## Given problem
Copy out the entries below in full and exactly.

··· Exercise input ···

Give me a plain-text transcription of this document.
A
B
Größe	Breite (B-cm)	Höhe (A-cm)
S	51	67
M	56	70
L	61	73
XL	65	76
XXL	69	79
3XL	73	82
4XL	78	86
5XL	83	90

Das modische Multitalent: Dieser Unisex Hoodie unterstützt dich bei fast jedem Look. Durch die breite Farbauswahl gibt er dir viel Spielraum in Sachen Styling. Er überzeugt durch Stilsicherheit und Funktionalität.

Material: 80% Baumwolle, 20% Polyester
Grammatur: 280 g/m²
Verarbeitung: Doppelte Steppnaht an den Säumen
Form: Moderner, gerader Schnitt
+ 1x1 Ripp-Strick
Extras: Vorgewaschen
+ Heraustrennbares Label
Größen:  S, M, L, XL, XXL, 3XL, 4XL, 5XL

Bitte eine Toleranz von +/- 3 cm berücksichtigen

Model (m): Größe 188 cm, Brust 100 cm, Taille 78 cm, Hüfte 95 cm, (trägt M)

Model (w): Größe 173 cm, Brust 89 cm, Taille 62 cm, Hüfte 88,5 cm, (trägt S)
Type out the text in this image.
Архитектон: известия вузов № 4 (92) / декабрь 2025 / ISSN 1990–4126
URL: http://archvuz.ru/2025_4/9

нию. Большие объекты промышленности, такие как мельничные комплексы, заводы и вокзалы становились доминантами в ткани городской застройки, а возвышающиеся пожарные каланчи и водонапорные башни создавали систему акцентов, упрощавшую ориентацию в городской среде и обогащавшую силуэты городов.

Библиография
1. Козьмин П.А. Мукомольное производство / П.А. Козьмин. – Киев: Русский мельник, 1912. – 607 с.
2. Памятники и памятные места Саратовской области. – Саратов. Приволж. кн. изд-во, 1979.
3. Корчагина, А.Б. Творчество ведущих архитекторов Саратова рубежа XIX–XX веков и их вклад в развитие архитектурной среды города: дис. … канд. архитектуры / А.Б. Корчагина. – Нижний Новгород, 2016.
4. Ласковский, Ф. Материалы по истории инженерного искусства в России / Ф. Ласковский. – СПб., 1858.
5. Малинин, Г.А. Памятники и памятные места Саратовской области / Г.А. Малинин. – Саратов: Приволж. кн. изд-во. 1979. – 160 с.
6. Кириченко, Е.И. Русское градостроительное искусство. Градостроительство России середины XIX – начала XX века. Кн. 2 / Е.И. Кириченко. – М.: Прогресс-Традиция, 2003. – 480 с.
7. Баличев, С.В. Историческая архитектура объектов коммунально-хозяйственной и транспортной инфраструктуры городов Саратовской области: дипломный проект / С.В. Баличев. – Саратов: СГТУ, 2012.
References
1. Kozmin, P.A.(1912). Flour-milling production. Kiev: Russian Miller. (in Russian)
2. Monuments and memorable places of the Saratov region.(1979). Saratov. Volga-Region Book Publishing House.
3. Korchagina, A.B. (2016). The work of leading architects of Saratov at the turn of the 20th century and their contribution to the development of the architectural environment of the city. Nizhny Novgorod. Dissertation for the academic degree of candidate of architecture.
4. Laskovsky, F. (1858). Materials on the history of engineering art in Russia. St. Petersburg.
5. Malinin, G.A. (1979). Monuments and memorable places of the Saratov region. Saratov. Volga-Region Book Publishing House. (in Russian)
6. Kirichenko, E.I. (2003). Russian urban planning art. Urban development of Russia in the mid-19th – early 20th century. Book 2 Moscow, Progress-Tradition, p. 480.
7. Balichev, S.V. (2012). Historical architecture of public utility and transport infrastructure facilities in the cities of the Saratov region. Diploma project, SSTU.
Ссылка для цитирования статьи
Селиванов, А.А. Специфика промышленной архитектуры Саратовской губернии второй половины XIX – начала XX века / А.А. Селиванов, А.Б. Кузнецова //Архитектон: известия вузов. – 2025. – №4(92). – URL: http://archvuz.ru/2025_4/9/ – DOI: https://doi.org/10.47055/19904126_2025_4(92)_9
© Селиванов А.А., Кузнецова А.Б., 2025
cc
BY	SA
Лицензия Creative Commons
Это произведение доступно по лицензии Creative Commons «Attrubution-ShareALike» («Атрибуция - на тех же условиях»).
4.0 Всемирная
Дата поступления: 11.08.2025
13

···

## Solution
Give me a plain-text transcription of this document.
A
B
Größe	Breite (B-cm)	Höhe (A-cm)
S	51	67
M	56	70
L	61	73
XL	65	76
XXL	69	79
3XL	73	82
4XL	78	86
5XL	83	90

Das modische Multitalent: Dieser Unisex Hoodie unterstützt dich bei fast jedem Look. Durch die breite Farbauswahl gibt er dir viel Spielraum in Sachen Styling. Er überzeugt durch Stilsicherheit und Funktionalität.

Material: 80% Baumwolle, 20% Polyester
Grammatur: 280 g/m²
Verarbeitung: Doppelte Steppnaht an den Säumen
Form: Moderner, gerader Schnitt
+ 1x1 Ripp-Strick
Extras: Vorgewaschen
+ Heraustrennbares Label
Größen:  S, M, L, XL, XXL, 3XL, 4XL, 5XL

Bitte eine Toleranz von +/- 3 cm berücksichtigen

Model (m): Größe 188 cm, Brust 100 cm, Taille 78 cm, Hüfte 95 cm, (trägt M)

Model (w): Größe 173 cm, Brust 89 cm, Taille 62 cm, Hüfte 88,5 cm, (trägt S)
Type out the text in this image.
Архитектон: известия вузов № 4 (92) / декабрь 2025 / ISSN 1990–4126
URL: http://archvuz.ru/2025_4/9

нию. Большие объекты промышленности, такие как мельничные комплексы, заводы и вокзалы становились доминантами в ткани городской застройки, а возвышающиеся пожарные каланчи и водонапорные башни создавали систему акцентов, упрощавшую ориентацию в городской среде и обогащавшую силуэты городов.

Библиография
1. Козьмин П.А. Мукомольное производство / П.А. Козьмин. – Киев: Русский мельник, 1912. – 607 с.
2. Памятники и памятные места Саратовской области. – Саратов. Приволж. кн. изд-во, 1979.
3. Корчагина, А.Б. Творчество ведущих архитекторов Саратова рубежа XIX–XX веков и их вклад в развитие архитектурной среды города: дис. … канд. архитектуры / А.Б. Корчагина. – Нижний Новгород, 2016.
4. Ласковский, Ф. Материалы по истории инженерного искусства в России / Ф. Ласковский. – СПб., 1858.
5. Малинин, Г.А. Памятники и памятные места Саратовской области / Г.А. Малинин. – Саратов: Приволж. кн. изд-во. 1979. – 160 с.
6. Кириченко, Е.И. Русское градостроительное искусство. Градостроительство России середины XIX – начала XX века. Кн. 2 / Е.И. Кириченко. – М.: Прогресс-Традиция, 2003. – 480 с.
7. Баличев, С.В. Историческая архитектура объектов коммунально-хозяйственной и транспортной инфраструктуры городов Саратовской области: дипломный проект / С.В. Баличев. – Саратов: СГТУ, 2012.
References
1. Kozmin, P.A.(1912). Flour-milling production. Kiev: Russian Miller. (in Russian)
2. Monuments and memorable places of the Saratov region.(1979). Saratov. Volga-Region Book Publishing House.
3. Korchagina, A.B. (2016). The work of leading architects of Saratov at the turn of the 20th century and their contribution to the development of the architectural environment of the city. Nizhny Novgorod. Dissertation for the academic degree of candidate of architecture.
4. Laskovsky, F. (1858). Materials on the history of engineering art in Russia. St. Petersburg.
5. Malinin, G.A. (1979). Monuments and memorable places of the Saratov region. Saratov. Volga-Region Book Publishing House. (in Russian)
6. Kirichenko, E.I. (2003). Russian urban planning art. Urban development of Russia in the mid-19th – early 20th century. Book 2 Moscow, Progress-Tradition, p. 480.
7. Balichev, S.V. (2012). Historical architecture of public utility and transport infrastructure facilities in the cities of the Saratov region. Diploma project, SSTU.
Ссылка для цитирования статьи
Селиванов, А.А. Специфика промышленной архитектуры Саратовской губернии второй половины XIX – начала XX века / А.А. Селиванов, А.Б. Кузнецова //Архитектон: известия вузов. – 2025. – №4(92). – URL: http://archvuz.ru/2025_4/9/ – DOI: https://doi.org/10.47055/19904126_2025_4(92)_9
© Селиванов А.А., Кузнецова А.Б., 2025
cc
BY	SA
Лицензия Creative Commons
Это произведение доступно по лицензии Creative Commons «Attrubution-ShareALike» («Атрибуция - на тех же условиях»).
4.0 Всемирная
Дата поступления: 11.08.2025
13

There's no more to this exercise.